● **Exercise**:
Select from the records below every line that has the word "Start" in it.

Stored dataset items:
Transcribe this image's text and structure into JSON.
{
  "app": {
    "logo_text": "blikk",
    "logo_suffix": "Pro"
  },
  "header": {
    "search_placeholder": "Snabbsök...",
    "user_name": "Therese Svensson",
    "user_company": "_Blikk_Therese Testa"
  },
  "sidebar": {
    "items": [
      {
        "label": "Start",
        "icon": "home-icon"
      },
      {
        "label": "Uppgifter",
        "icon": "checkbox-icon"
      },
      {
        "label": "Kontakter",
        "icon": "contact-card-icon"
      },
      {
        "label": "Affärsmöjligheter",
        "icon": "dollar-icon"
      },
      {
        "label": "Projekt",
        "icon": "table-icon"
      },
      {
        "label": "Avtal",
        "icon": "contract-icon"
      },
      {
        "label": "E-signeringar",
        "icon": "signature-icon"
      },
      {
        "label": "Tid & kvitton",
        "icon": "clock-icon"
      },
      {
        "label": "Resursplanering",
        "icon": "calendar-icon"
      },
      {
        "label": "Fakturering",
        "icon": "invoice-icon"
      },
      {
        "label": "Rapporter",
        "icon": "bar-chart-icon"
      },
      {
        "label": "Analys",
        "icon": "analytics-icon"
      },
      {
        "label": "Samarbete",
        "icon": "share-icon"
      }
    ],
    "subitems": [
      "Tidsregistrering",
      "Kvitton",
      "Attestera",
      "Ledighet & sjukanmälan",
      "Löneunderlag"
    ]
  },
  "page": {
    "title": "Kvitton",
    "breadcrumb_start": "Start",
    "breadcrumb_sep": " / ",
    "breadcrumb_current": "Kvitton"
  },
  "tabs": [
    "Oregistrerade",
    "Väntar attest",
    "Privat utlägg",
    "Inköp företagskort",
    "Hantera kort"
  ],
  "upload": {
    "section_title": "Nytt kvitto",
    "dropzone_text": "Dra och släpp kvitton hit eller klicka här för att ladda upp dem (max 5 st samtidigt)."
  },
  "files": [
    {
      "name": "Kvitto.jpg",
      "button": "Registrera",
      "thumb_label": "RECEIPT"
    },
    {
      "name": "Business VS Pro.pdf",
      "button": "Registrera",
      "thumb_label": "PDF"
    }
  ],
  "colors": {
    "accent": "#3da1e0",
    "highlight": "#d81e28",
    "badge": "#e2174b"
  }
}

● **Task response**:
        "label": "Start",
    "breadcrumb_start": "Start",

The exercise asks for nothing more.